(Dataset entries on figures)

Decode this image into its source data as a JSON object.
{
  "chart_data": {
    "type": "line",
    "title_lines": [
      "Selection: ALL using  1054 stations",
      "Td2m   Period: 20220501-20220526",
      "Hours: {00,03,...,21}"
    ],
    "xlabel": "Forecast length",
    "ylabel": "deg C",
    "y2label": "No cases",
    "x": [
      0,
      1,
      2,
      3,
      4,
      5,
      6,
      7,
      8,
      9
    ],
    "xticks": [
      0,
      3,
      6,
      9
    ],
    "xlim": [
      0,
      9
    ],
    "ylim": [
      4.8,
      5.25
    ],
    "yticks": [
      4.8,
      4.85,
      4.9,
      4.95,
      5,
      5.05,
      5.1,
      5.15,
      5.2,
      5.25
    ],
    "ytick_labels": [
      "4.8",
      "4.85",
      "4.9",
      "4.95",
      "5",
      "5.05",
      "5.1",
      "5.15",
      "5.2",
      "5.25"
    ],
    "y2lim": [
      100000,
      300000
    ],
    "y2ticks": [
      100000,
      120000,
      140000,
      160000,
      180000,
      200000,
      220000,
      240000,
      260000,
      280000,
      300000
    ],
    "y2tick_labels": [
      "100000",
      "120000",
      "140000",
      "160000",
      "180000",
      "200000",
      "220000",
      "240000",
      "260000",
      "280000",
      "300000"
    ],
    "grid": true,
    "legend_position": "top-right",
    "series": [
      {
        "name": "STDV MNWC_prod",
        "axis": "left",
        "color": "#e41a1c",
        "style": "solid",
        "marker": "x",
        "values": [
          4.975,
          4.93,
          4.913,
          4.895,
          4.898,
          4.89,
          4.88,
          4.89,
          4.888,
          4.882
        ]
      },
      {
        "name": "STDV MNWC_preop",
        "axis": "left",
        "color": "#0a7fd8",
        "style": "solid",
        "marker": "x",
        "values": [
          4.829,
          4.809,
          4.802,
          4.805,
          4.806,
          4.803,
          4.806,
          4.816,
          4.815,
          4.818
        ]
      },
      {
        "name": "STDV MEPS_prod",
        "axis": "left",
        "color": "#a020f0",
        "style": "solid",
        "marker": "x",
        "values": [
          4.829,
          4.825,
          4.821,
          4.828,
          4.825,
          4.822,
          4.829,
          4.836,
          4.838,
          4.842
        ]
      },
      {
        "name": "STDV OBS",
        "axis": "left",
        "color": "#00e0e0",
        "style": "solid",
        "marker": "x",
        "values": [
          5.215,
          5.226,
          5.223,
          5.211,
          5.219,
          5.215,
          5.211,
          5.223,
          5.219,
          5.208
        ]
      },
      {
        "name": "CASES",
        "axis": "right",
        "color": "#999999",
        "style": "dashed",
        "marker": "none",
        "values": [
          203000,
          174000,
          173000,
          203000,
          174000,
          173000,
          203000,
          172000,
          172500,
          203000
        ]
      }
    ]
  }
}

● **Challenge**:
Type out the entries again, word for word.

● **Written response**:
Decode this image into its source data as a JSON object.
{
  "chart_data": {
    "type": "line",
    "title_lines": [
      "Selection: ALL using  1054 stations",
      "Td2m   Period: 20220501-20220526",
      "Hours: {00,03,...,21}"
    ],
    "xlabel": "Forecast length",
    "ylabel": "deg C",
    "y2label": "No cases",
    "x": [
      0,
      1,
      2,
      3,
      4,
      5,
      6,
      7,
      8,
      9
    ],
    "xticks": [
      0,
      3,
      6,
      9
    ],
    "xlim": [
      0,
      9
    ],
    "ylim": [
      4.8,
      5.25
    ],
    "yticks": [
      4.8,
      4.85,
      4.9,
      4.95,
      5,
      5.05,
      5.1,
      5.15,
      5.2,
      5.25
    ],
    "ytick_labels": [
      "4.8",
      "4.85",
      "4.9",
      "4.95",
      "5",
      "5.05",
      "5.1",
      "5.15",
      "5.2",
      "5.25"
    ],
    "y2lim": [
      100000,
      300000
    ],
    "y2ticks": [
      100000,
      120000,
      140000,
      160000,
      180000,
      200000,
      220000,
      240000,
      260000,
      280000,
      300000
    ],
    "y2tick_labels": [
      "100000",
      "120000",
      "140000",
      "160000",
      "180000",
      "200000",
      "220000",
      "240000",
      "260000",
      "280000",
      "300000"
    ],
    "grid": true,
    "legend_position": "top-right",
    "series": [
      {
        "name": "STDV MNWC_prod",
        "axis": "left",
        "color": "#e41a1c",
        "style": "solid",
        "marker": "x",
        "values": [
          4.975,
          4.93,
          4.913,
          4.895,
          4.898,
          4.89,
          4.88,
          4.89,
          4.888,
          4.882
        ]
      },
      {
        "name": "STDV MNWC_preop",
        "axis": "left",
        "color": "#0a7fd8",
        "style": "solid",
        "marker": "x",
        "values": [
          4.829,
          4.809,
          4.802,
          4.805,
          4.806,
          4.803,
          4.806,
          4.816,
          4.815,
          4.818
        ]
      },
      {
        "name": "STDV MEPS_prod",
        "axis": "left",
        "color": "#a020f0",
        "style": "solid",
        "marker": "x",
        "values": [
          4.829,
          4.825,
          4.821,
          4.828,
          4.825,
          4.822,
          4.829,
          4.836,
          4.838,
          4.842
        ]
      },
      {
        "name": "STDV OBS",
        "axis": "left",
        "color": "#00e0e0",
        "style": "solid",
        "marker": "x",
        "values": [
          5.215,
          5.226,
          5.223,
          5.211,
          5.219,
          5.215,
          5.211,
          5.223,
          5.219,
          5.208
        ]
      },
      {
        "name": "CASES",
        "axis": "right",
        "color": "#999999",
        "style": "dashed",
        "marker": "none",
        "values": [
          203000,
          174000,
          173000,
          203000,
          174000,
          173000,
          203000,
          172000,
          172500,
          203000
        ]
      }
    ]
  }
}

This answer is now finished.